• **DIRECTIONS**
Copy every line of the data that contains the string "JSON".

Dataset rows about figures
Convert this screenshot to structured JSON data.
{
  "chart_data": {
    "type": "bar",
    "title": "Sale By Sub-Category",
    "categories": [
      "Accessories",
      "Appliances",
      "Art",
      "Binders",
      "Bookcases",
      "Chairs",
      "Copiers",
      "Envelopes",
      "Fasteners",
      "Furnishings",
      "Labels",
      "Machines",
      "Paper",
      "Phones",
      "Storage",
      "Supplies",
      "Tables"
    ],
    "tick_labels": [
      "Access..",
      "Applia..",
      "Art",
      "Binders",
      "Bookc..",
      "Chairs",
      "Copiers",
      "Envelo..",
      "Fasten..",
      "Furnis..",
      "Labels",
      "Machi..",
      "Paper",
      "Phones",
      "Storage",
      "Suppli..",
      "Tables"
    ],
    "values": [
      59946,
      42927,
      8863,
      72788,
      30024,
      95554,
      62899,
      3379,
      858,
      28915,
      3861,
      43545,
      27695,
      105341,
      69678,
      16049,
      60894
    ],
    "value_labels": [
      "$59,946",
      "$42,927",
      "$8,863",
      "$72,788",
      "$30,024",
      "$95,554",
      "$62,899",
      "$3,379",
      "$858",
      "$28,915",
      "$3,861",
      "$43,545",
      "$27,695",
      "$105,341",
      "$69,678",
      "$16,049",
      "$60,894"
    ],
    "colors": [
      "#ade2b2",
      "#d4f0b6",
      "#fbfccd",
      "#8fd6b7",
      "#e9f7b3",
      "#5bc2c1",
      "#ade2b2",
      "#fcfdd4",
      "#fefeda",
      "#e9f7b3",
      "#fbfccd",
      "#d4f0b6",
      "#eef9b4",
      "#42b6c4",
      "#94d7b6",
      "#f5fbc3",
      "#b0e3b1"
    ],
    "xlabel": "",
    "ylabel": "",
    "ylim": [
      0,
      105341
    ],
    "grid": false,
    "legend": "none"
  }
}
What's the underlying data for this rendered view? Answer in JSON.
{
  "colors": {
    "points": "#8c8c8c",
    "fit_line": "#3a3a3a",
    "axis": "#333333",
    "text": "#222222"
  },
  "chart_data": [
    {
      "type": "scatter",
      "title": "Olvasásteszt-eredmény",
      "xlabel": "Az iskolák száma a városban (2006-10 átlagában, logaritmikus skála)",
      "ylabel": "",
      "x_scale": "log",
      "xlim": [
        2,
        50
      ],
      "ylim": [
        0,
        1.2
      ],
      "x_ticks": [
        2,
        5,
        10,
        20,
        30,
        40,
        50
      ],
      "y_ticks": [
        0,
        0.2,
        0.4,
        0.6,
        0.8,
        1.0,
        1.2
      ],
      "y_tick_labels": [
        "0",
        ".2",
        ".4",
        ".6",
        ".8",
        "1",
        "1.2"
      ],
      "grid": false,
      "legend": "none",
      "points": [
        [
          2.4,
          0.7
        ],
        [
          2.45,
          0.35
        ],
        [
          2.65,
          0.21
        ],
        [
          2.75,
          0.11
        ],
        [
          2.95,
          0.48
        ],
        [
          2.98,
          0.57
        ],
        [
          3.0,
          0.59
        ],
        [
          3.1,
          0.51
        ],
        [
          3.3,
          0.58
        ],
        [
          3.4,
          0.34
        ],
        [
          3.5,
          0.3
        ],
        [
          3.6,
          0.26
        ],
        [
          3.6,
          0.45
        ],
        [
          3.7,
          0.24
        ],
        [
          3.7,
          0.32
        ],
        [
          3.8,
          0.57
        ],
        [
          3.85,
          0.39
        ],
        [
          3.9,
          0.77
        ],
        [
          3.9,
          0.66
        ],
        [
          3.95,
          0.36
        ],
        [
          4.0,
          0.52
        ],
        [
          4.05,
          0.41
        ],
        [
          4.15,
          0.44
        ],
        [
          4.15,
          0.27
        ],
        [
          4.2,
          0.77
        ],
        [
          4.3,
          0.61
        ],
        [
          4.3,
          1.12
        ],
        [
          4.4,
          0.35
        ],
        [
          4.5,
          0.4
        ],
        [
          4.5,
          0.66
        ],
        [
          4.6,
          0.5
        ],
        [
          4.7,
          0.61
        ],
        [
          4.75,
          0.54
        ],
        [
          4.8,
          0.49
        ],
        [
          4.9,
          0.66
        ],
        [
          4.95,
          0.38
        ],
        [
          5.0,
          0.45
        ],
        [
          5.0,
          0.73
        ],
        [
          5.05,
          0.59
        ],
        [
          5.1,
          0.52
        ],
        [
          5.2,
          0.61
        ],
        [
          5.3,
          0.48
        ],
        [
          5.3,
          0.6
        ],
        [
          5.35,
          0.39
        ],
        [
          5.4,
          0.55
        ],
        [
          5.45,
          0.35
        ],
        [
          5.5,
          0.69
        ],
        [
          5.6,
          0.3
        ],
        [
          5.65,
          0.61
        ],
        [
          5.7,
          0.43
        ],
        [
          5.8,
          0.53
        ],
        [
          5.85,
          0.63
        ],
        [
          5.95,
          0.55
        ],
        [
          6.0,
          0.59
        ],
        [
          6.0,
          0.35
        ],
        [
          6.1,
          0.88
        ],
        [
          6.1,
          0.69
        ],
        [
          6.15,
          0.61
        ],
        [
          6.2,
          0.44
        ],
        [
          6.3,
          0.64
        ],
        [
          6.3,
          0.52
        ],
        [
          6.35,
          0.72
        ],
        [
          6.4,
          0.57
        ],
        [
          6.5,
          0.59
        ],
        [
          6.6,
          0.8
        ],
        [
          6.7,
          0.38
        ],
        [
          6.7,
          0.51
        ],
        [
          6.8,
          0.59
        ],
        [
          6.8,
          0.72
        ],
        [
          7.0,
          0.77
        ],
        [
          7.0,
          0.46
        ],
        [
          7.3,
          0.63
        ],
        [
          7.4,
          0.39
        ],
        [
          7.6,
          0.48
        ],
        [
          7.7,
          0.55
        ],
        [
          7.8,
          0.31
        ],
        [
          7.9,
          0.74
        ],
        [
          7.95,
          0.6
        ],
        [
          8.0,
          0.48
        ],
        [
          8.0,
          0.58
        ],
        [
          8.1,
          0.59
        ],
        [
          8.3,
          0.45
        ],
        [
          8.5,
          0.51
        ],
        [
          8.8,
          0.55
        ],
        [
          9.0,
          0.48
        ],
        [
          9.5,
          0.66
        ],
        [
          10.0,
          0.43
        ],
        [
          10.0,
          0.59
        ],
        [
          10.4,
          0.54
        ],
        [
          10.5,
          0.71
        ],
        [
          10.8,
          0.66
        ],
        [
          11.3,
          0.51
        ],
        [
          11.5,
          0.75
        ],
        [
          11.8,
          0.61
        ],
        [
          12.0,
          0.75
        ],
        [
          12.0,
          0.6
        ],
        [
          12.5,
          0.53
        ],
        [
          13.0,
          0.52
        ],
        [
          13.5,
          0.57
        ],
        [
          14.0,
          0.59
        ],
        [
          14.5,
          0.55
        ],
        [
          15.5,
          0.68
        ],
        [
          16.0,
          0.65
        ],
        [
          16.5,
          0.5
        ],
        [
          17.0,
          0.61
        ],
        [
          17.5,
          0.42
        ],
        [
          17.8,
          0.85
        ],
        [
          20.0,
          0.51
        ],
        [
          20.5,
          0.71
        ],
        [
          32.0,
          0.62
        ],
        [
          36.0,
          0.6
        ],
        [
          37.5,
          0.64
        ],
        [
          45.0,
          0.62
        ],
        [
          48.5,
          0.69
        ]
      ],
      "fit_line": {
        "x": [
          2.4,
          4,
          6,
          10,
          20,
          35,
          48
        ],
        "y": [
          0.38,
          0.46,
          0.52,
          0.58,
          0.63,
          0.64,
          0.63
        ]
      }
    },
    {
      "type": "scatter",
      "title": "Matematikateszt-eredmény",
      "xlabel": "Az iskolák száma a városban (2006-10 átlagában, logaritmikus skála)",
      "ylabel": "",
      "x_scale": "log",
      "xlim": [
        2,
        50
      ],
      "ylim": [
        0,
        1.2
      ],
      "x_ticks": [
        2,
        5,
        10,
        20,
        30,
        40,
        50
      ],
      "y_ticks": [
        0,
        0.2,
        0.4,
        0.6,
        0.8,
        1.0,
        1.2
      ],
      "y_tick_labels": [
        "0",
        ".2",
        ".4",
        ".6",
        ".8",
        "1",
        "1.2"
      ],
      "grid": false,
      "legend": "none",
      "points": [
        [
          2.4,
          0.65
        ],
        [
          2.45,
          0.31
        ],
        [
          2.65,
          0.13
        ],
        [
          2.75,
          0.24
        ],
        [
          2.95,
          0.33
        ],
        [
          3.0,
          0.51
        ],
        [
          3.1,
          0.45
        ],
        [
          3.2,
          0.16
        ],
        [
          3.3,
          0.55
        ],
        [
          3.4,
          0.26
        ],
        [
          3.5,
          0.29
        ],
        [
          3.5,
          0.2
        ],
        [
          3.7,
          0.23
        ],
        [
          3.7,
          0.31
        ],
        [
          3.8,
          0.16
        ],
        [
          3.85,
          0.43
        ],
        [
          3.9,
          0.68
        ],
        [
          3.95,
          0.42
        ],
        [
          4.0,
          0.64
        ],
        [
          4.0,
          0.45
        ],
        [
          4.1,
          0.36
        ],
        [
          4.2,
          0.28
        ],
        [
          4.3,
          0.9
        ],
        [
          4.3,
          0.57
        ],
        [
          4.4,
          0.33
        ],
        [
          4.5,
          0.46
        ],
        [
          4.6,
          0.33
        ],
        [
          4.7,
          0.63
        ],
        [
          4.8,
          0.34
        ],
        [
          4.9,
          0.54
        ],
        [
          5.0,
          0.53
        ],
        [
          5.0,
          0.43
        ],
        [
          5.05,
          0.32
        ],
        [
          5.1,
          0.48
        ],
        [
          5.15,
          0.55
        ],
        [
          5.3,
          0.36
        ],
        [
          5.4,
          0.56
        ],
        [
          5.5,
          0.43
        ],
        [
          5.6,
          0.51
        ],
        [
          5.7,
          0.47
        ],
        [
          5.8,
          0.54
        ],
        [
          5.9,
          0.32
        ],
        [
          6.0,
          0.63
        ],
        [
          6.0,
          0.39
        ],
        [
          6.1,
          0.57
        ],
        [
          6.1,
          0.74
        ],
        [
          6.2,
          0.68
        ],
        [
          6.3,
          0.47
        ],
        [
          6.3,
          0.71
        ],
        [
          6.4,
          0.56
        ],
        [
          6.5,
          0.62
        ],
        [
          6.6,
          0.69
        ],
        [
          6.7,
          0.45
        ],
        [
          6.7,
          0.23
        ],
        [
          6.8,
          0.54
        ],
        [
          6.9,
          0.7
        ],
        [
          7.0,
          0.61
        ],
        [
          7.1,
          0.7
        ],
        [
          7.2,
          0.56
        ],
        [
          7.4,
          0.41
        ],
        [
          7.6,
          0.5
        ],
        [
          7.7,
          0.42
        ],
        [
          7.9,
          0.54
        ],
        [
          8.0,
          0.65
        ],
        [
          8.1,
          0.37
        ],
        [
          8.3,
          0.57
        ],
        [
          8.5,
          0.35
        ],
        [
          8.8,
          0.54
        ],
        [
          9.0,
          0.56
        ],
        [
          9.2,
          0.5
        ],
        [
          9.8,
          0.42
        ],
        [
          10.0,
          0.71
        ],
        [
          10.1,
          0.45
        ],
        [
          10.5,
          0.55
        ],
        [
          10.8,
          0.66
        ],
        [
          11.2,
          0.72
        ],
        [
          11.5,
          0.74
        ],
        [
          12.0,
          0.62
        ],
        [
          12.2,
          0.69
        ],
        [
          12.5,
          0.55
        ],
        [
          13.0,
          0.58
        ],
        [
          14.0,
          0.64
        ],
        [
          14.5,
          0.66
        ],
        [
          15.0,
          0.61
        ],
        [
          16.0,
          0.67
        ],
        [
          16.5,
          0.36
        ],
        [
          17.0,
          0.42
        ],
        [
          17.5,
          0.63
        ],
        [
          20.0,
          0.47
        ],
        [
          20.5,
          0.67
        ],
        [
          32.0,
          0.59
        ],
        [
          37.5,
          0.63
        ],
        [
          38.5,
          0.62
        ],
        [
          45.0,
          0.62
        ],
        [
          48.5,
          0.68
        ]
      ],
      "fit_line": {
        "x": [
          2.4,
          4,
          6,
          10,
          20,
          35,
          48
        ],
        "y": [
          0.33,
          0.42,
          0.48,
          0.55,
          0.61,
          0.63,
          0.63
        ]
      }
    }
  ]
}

• **IN RESPONSE**
Convert this screenshot to structured JSON data.
What's the underlying data for this rendered view? Answer in JSON.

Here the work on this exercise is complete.